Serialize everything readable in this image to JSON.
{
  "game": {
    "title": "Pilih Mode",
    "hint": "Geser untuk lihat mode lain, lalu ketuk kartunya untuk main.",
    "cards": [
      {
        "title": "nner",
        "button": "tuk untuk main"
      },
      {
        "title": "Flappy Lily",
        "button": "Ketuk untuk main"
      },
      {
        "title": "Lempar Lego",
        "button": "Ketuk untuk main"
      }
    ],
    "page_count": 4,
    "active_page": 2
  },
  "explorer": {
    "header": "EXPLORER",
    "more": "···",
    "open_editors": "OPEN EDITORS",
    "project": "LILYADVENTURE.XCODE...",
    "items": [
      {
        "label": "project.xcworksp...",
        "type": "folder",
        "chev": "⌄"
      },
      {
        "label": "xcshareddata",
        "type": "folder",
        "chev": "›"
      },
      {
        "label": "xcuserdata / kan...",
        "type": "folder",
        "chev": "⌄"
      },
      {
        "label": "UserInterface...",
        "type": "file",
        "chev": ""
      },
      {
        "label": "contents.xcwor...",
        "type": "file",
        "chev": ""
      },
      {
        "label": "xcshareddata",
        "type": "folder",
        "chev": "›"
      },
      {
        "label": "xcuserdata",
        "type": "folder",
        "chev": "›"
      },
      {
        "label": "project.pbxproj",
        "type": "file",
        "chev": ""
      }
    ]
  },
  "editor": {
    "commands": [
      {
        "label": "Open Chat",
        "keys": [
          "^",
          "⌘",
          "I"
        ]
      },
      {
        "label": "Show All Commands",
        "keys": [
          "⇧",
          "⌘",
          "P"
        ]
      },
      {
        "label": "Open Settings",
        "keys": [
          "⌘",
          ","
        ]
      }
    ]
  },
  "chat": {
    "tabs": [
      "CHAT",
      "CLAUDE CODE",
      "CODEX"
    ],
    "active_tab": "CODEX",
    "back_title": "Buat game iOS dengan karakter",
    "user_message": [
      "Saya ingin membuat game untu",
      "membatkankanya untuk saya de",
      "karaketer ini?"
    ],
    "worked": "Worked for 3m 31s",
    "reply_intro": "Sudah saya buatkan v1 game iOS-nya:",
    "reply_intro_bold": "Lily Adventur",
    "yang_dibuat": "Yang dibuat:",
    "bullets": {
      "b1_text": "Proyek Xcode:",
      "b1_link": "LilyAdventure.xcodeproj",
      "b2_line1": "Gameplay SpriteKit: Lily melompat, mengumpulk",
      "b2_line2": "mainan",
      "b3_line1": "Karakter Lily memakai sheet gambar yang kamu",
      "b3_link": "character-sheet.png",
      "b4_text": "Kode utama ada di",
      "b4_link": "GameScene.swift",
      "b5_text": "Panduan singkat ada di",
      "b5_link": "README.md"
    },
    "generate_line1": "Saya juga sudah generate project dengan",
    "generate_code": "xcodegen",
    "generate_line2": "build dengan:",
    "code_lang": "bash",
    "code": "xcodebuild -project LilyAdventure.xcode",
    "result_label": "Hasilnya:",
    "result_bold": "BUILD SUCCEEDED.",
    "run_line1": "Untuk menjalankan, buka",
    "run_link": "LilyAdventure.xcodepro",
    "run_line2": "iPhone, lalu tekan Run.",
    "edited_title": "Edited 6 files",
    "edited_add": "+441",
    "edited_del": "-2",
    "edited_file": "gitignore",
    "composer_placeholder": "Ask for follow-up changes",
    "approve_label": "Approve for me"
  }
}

──────────

WRITTEN REQUEST. Write out every entry exactly as given.

TASK SOLUTION.
Serialize everything readable in this image to JSON.
{
  "game": {
    "title": "Pilih Mode",
    "hint": "Geser untuk lihat mode lain, lalu ketuk kartunya untuk main.",
    "cards": [
      {
        "title": "nner",
        "button": "tuk untuk main"
      },
      {
        "title": "Flappy Lily",
        "button": "Ketuk untuk main"
      },
      {
        "title": "Lempar Lego",
        "button": "Ketuk untuk main"
      }
    ],
    "page_count": 4,
    "active_page": 2
  },
  "explorer": {
    "header": "EXPLORER",
    "more": "···",
    "open_editors": "OPEN EDITORS",
    "project": "LILYADVENTURE.XCODE...",
    "items": [
      {
        "label": "project.xcworksp...",
        "type": "folder",
        "chev": "⌄"
      },
      {
        "label": "xcshareddata",
        "type": "folder",
        "chev": "›"
      },
      {
        "label": "xcuserdata / kan...",
        "type": "folder",
        "chev": "⌄"
      },
      {
        "label": "UserInterface...",
        "type": "file",
        "chev": ""
      },
      {
        "label": "contents.xcwor...",
        "type": "file",
        "chev": ""
      },
      {
        "label": "xcshareddata",
        "type": "folder",
        "chev": "›"
      },
      {
        "label": "xcuserdata",
        "type": "folder",
        "chev": "›"
      },
      {
        "label": "project.pbxproj",
        "type": "file",
        "chev": ""
      }
    ]
  },
  "editor": {
    "commands": [
      {
        "label": "Open Chat",
        "keys": [
          "^",
          "⌘",
          "I"
        ]
      },
      {
        "label": "Show All Commands",
        "keys": [
          "⇧",
          "⌘",
          "P"
        ]
      },
      {
        "label": "Open Settings",
        "keys": [
          "⌘",
          ","
        ]
      }
    ]
  },
  "chat": {
    "tabs": [
      "CHAT",
      "CLAUDE CODE",
      "CODEX"
    ],
    "active_tab": "CODEX",
    "back_title": "Buat game iOS dengan karakter",
    "user_message": [
      "Saya ingin membuat game untu",
      "membatkankanya untuk saya de",
      "karaketer ini?"
    ],
    "worked": "Worked for 3m 31s",
    "reply_intro": "Sudah saya buatkan v1 game iOS-nya:",
    "reply_intro_bold": "Lily Adventur",
    "yang_dibuat": "Yang dibuat:",
    "bullets": {
      "b1_text": "Proyek Xcode:",
      "b1_link": "LilyAdventure.xcodeproj",
      "b2_line1": "Gameplay SpriteKit: Lily melompat, mengumpulk",
      "b2_line2": "mainan",
      "b3_line1": "Karakter Lily memakai sheet gambar yang kamu",
      "b3_link": "character-sheet.png",
      "b4_text": "Kode utama ada di",
      "b4_link": "GameScene.swift",
      "b5_text": "Panduan singkat ada di",
      "b5_link": "README.md"
    },
    "generate_line1": "Saya juga sudah generate project dengan",
    "generate_code": "xcodegen",
    "generate_line2": "build dengan:",
    "code_lang": "bash",
    "code": "xcodebuild -project LilyAdventure.xcode",
    "result_label": "Hasilnya:",
    "result_bold": "BUILD SUCCEEDED.",
    "run_line1": "Untuk menjalankan, buka",
    "run_link": "LilyAdventure.xcodepro",
    "run_line2": "iPhone, lalu tekan Run.",
    "edited_title": "Edited 6 files",
    "edited_add": "+441",
    "edited_del": "-2",
    "edited_file": "gitignore",
    "composer_placeholder": "Ask for follow-up changes",
    "approve_label": "Approve for me"
  }
}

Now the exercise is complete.